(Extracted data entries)
>> BEGIN
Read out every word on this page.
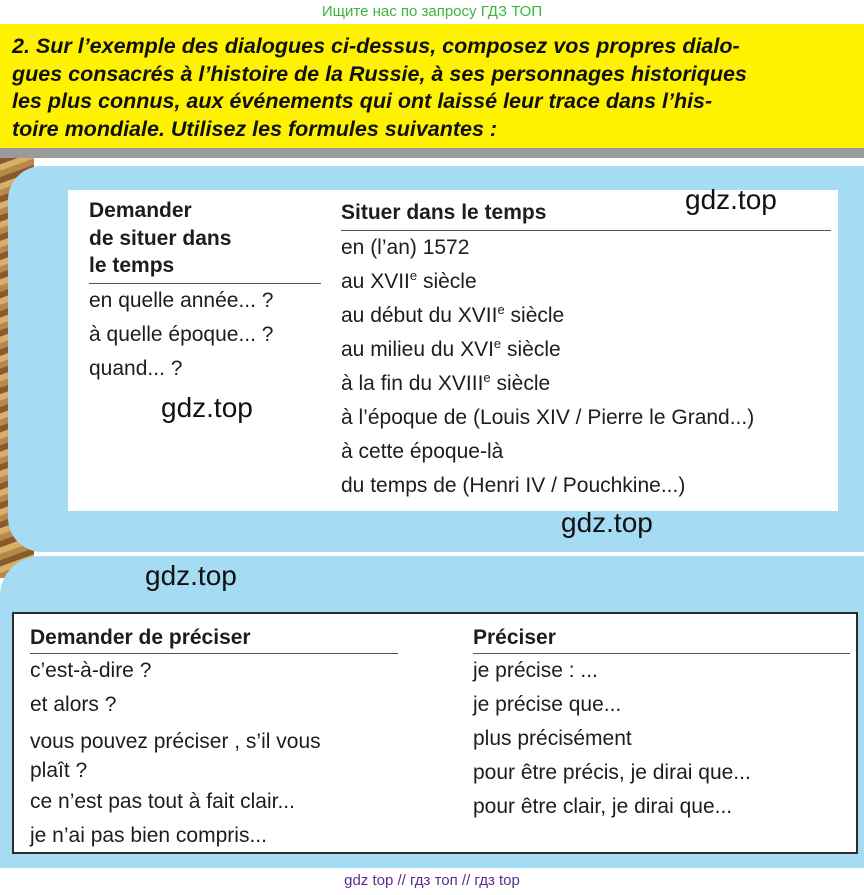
Ищите нас по запросу ГДЗ ТОП
2. Sur l’exemple des dialogues ci-dessus, composez vos propres dialo-
gues consacrés à l’histoire de la Russie, à ses personnages historiques
les plus connus, aux événements qui ont laissé leur trace dans l’his-
toire mondiale. Utilisez les formules suivantes :
Demander
de situer dans
le temps
en quelle année... ?
à quelle époque... ?
quand... ?
Situer dans le temps
en (l’an) 1572
au XVIIe siècle
au début du XVIIe siècle
au milieu du XVIe siècle
à la fin du XVIIIe siècle
à l’époque de (Louis XIV / Pierre le Grand...)
à cette époque-là
du temps de (Henri IV / Pouchkine...)
Demander de préciser
c’est-à-dire ?
et alors ?
vous pouvez préciser , s’il vous
plaît ?
ce n’est pas tout à fait clair...
je n’ai pas bien compris...
Préciser
je précise : ...
je précise que...
plus précisément
pour être précis, je dirai que...
pour être clair, je dirai que...
gdz.top
gdz.top
gdz.top
gdz.top
gdz top // гдз топ // гдз top
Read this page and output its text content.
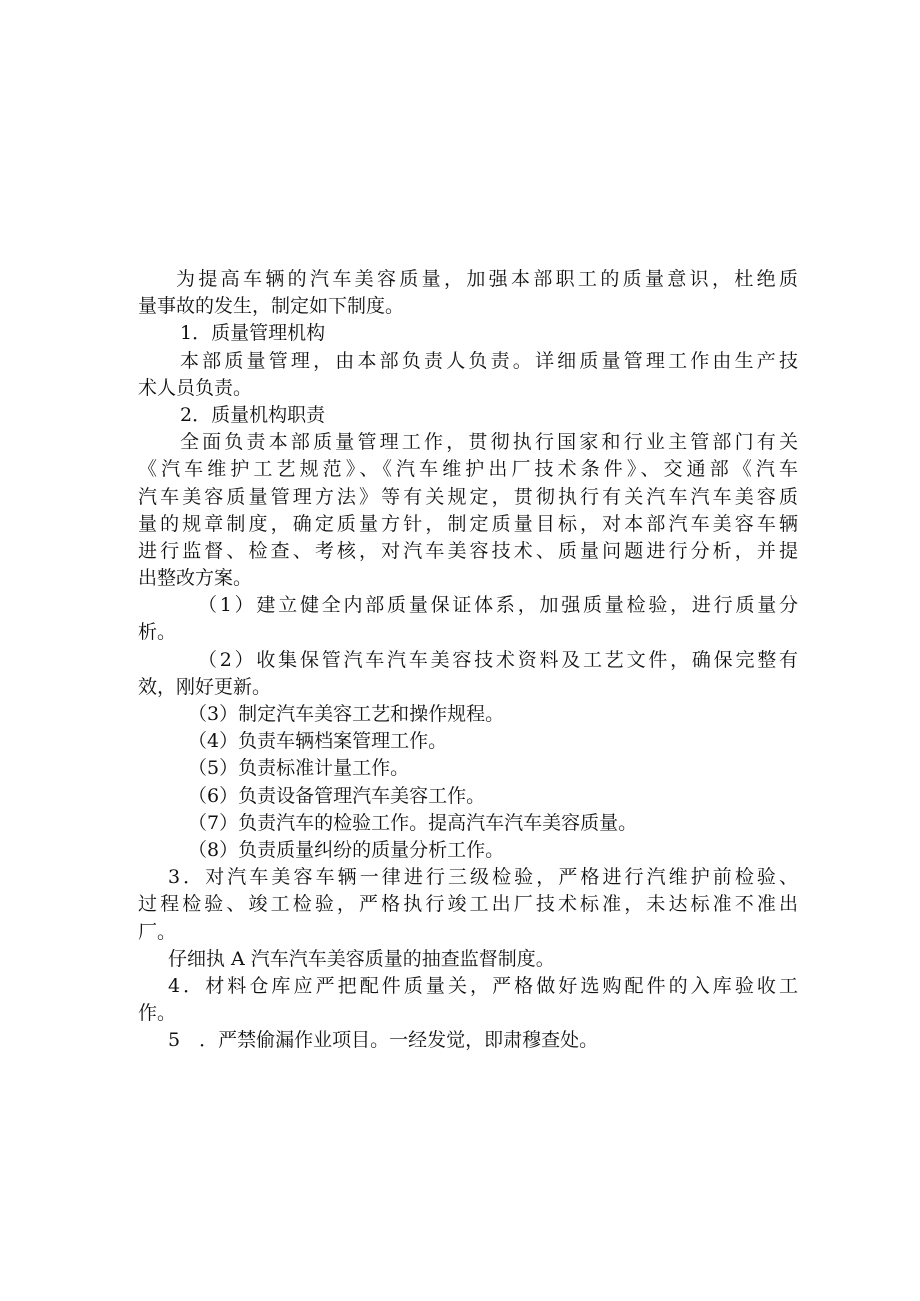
为提高车辆的汽车美容质量，加强本部职工的质量意识，杜绝质
量事故的发生，制定如下制度。
1．质量管理机构
本部质量管理，由本部负责人负责。详细质量管理工作由生产技
术人员负责。
2．质量机构职责
全面负责本部质量管理工作，贯彻执行国家和行业主管部门有关
《汽车维护工艺规范》、《汽车维护出厂技术条件》、交通部《汽车
汽车美容质量管理方法》等有关规定，贯彻执行有关汽车汽车美容质
量的规章制度，确定质量方针，制定质量目标，对本部汽车美容车辆
进行监督、检查、考核，对汽车美容技术、质量问题进行分析，并提
出整改方案。
（1）建立健全内部质量保证体系，加强质量检验，进行质量分
析。
（2）收集保管汽车汽车美容技术资料及工艺文件，确保完整有
效，刚好更新。
（3）制定汽车美容工艺和操作规程。
（4）负责车辆档案管理工作。
（5）负责标准计量工作。
（6）负责设备管理汽车美容工作。
（7）负责汽车的检验工作。提高汽车汽车美容质量。
（8）负责质量纠纷的质量分析工作。
3．对汽车美容车辆一律进行三级检验，严格进行汽维护前检验、
过程检验、竣工检验，严格执行竣工出厂技术标准，未达标准不准出
厂。
仔细执 A 汽车汽车美容质量的抽查监督制度。
4．材料仓库应严把配件质量关，严格做好选购配件的入库验收工
作。
5　．严禁偷漏作业项目。一经发觉，即肃穆查处。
>> END
### GOAL:
Locate "Read this page and output its text content." in the listing above, then print exactly the lines from that line through the final one, omitting all pictures.

### REPLY:
Read this page and output its text content.
为提高车辆的汽车美容质量，加强本部职工的质量意识，杜绝质
量事故的发生，制定如下制度。
1．质量管理机构
本部质量管理，由本部负责人负责。详细质量管理工作由生产技
术人员负责。
2．质量机构职责
全面负责本部质量管理工作，贯彻执行国家和行业主管部门有关
《汽车维护工艺规范》、《汽车维护出厂技术条件》、交通部《汽车
汽车美容质量管理方法》等有关规定，贯彻执行有关汽车汽车美容质
量的规章制度，确定质量方针，制定质量目标，对本部汽车美容车辆
进行监督、检查、考核，对汽车美容技术、质量问题进行分析，并提
出整改方案。
（1）建立健全内部质量保证体系，加强质量检验，进行质量分
析。
（2）收集保管汽车汽车美容技术资料及工艺文件，确保完整有
效，刚好更新。
（3）制定汽车美容工艺和操作规程。
（4）负责车辆档案管理工作。
（5）负责标准计量工作。
（6）负责设备管理汽车美容工作。
（7）负责汽车的检验工作。提高汽车汽车美容质量。
（8）负责质量纠纷的质量分析工作。
3．对汽车美容车辆一律进行三级检验，严格进行汽维护前检验、
过程检验、竣工检验，严格执行竣工出厂技术标准，未达标准不准出
厂。
仔细执 A 汽车汽车美容质量的抽查监督制度。
4．材料仓库应严把配件质量关，严格做好选购配件的入库验收工
作。
5　．严禁偷漏作业项目。一经发觉，即肃穆查处。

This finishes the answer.